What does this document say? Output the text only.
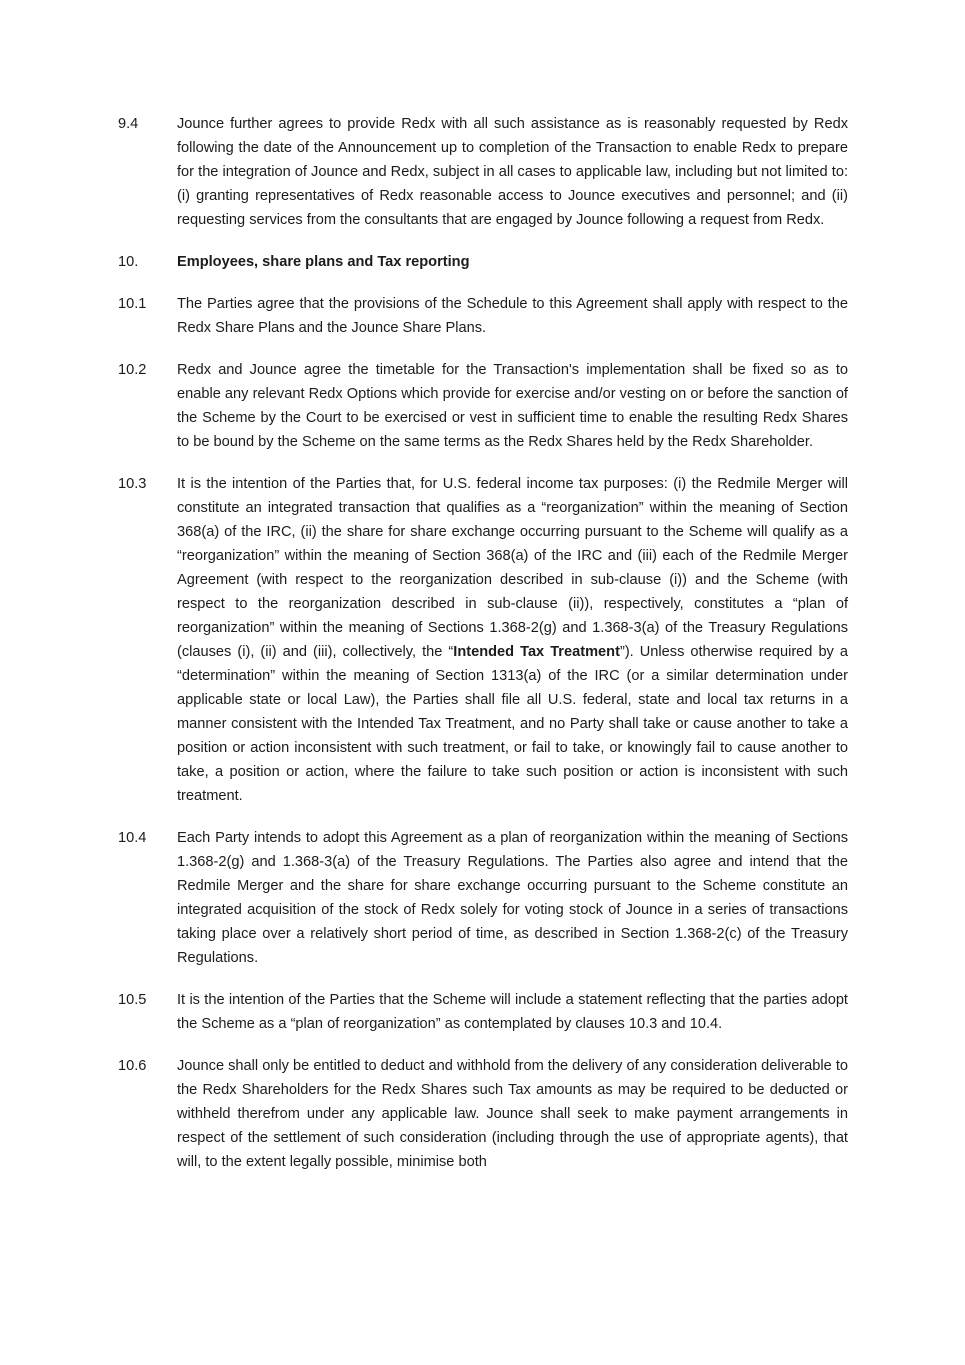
9.4	Jounce further agrees to provide Redx with all such assistance as is reasonably requested by Redx following the date of the Announcement up to completion of the Transaction to enable Redx to prepare for the integration of Jounce and Redx, subject in all cases to applicable law, including but not limited to: (i) granting representatives of Redx reasonable access to Jounce executives and personnel; and (ii) requesting services from the consultants that are engaged by Jounce following a request from Redx.
10.	Employees, share plans and Tax reporting
10.1	The Parties agree that the provisions of the Schedule to this Agreement shall apply with respect to the Redx Share Plans and the Jounce Share Plans.
10.2	Redx and Jounce agree the timetable for the Transaction's implementation shall be fixed so as to enable any relevant Redx Options which provide for exercise and/or vesting on or before the sanction of the Scheme by the Court to be exercised or vest in sufficient time to enable the resulting Redx Shares to be bound by the Scheme on the same terms as the Redx Shares held by the Redx Shareholder.
10.3	It is the intention of the Parties that, for U.S. federal income tax purposes: (i) the Redmile Merger will constitute an integrated transaction that qualifies as a “reorganization” within the meaning of Section 368(a) of the IRC, (ii) the share for share exchange occurring pursuant to the Scheme will qualify as a “reorganization” within the meaning of Section 368(a) of the IRC and (iii) each of the Redmile Merger Agreement (with respect to the reorganization described in sub-clause (i)) and the Scheme (with respect to the reorganization described in sub-clause (ii)), respectively, constitutes a “plan of reorganization” within the meaning of Sections 1.368-2(g) and 1.368-3(a) of the Treasury Regulations (clauses (i), (ii) and (iii), collectively, the “Intended Tax Treatment”). Unless otherwise required by a “determination” within the meaning of Section 1313(a) of the IRC (or a similar determination under applicable state or local Law), the Parties shall file all U.S. federal, state and local tax returns in a manner consistent with the Intended Tax Treatment, and no Party shall take or cause another to take a position or action inconsistent with such treatment, or fail to take, or knowingly fail to cause another to take, a position or action, where the failure to take such position or action is inconsistent with such treatment.
10.4	Each Party intends to adopt this Agreement as a plan of reorganization within the meaning of Sections 1.368-2(g) and 1.368-3(a) of the Treasury Regulations. The Parties also agree and intend that the Redmile Merger and the share for share exchange occurring pursuant to the Scheme constitute an integrated acquisition of the stock of Redx solely for voting stock of Jounce in a series of transactions taking place over a relatively short period of time, as described in Section 1.368-2(c) of the Treasury Regulations.
10.5	It is the intention of the Parties that the Scheme will include a statement reflecting that the parties adopt the Scheme as a “plan of reorganization” as contemplated by clauses 10.3 and 10.4.
10.6	Jounce shall only be entitled to deduct and withhold from the delivery of any consideration deliverable to the Redx Shareholders for the Redx Shares such Tax amounts as may be required to be deducted or withheld therefrom under any applicable law. Jounce shall seek to make payment arrangements in respect of the settlement of such consideration (including through the use of appropriate agents), that will, to the extent legally possible, minimise both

--------------------------------------------------

■ Objective: Extract all the entries word for word; omit any pictures.

■ Full response:
What does this document say? Output the text only.
9.4	Jounce further agrees to provide Redx with all such assistance as is reasonably requested by Redx following the date of the Announcement up to completion of the Transaction to enable Redx to prepare for the integration of Jounce and Redx, subject in all cases to applicable law, including but not limited to: (i) granting representatives of Redx reasonable access to Jounce executives and personnel; and (ii) requesting services from the consultants that are engaged by Jounce following a request from Redx.
10.	Employees, share plans and Tax reporting
10.1	The Parties agree that the provisions of the Schedule to this Agreement shall apply with respect to the Redx Share Plans and the Jounce Share Plans.
10.2	Redx and Jounce agree the timetable for the Transaction's implementation shall be fixed so as to enable any relevant Redx Options which provide for exercise and/or vesting on or before the sanction of the Scheme by the Court to be exercised or vest in sufficient time to enable the resulting Redx Shares to be bound by the Scheme on the same terms as the Redx Shares held by the Redx Shareholder.
10.3	It is the intention of the Parties that, for U.S. federal income tax purposes: (i) the Redmile Merger will constitute an integrated transaction that qualifies as a “reorganization” within the meaning of Section 368(a) of the IRC, (ii) the share for share exchange occurring pursuant to the Scheme will qualify as a “reorganization” within the meaning of Section 368(a) of the IRC and (iii) each of the Redmile Merger Agreement (with respect to the reorganization described in sub-clause (i)) and the Scheme (with respect to the reorganization described in sub-clause (ii)), respectively, constitutes a “plan of reorganization” within the meaning of Sections 1.368-2(g) and 1.368-3(a) of the Treasury Regulations (clauses (i), (ii) and (iii), collectively, the “Intended Tax Treatment”). Unless otherwise required by a “determination” within the meaning of Section 1313(a) of the IRC (or a similar determination under applicable state or local Law), the Parties shall file all U.S. federal, state and local tax returns in a manner consistent with the Intended Tax Treatment, and no Party shall take or cause another to take a position or action inconsistent with such treatment, or fail to take, or knowingly fail to cause another to take, a position or action, where the failure to take such position or action is inconsistent with such treatment.
10.4	Each Party intends to adopt this Agreement as a plan of reorganization within the meaning of Sections 1.368-2(g) and 1.368-3(a) of the Treasury Regulations. The Parties also agree and intend that the Redmile Merger and the share for share exchange occurring pursuant to the Scheme constitute an integrated acquisition of the stock of Redx solely for voting stock of Jounce in a series of transactions taking place over a relatively short period of time, as described in Section 1.368-2(c) of the Treasury Regulations.
10.5	It is the intention of the Parties that the Scheme will include a statement reflecting that the parties adopt the Scheme as a “plan of reorganization” as contemplated by clauses 10.3 and 10.4.
10.6	Jounce shall only be entitled to deduct and withhold from the delivery of any consideration deliverable to the Redx Shareholders for the Redx Shares such Tax amounts as may be required to be deducted or withheld therefrom under any applicable law. Jounce shall seek to make payment arrangements in respect of the settlement of such consideration (including through the use of appropriate agents), that will, to the extent legally possible, minimise both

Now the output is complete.